### What the exercise asks
Copy all lines below containing "into".

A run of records

-- start --

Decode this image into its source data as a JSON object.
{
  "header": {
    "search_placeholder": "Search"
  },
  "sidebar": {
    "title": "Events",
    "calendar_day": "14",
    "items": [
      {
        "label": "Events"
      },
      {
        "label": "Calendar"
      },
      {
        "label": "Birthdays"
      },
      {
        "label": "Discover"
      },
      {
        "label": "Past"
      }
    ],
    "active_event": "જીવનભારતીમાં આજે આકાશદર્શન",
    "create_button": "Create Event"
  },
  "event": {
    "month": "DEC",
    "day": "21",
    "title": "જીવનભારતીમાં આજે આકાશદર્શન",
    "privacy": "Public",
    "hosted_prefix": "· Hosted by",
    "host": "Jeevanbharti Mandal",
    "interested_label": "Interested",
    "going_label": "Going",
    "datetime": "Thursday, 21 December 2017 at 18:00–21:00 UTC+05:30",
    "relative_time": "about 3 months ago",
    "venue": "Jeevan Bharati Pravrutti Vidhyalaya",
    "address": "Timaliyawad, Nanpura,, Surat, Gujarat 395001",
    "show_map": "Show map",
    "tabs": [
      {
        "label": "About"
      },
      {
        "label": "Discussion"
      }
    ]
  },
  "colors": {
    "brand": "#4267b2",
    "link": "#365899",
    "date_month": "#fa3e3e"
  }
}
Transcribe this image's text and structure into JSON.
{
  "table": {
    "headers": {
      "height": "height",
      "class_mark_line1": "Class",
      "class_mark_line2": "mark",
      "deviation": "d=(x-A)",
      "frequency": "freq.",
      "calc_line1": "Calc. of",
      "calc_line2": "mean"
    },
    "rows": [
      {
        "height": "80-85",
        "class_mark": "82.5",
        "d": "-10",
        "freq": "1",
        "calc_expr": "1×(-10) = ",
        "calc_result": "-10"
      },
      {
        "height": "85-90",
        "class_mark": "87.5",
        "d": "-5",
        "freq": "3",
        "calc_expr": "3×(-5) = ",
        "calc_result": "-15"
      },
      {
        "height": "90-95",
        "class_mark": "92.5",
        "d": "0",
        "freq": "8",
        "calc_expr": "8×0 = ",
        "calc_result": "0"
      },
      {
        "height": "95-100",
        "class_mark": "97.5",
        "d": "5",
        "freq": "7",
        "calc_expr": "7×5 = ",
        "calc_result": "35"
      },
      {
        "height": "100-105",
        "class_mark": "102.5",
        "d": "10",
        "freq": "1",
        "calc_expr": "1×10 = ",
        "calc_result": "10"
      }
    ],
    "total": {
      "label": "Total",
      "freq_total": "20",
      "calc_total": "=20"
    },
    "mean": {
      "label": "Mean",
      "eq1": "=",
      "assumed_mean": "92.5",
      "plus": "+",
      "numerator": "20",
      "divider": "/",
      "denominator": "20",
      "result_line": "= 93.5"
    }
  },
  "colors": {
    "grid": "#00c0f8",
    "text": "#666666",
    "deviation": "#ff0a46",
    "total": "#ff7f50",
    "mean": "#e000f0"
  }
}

-- end --

### Worked answer
Decode this image into its source data as a JSON object.
Transcribe this image's text and structure into JSON.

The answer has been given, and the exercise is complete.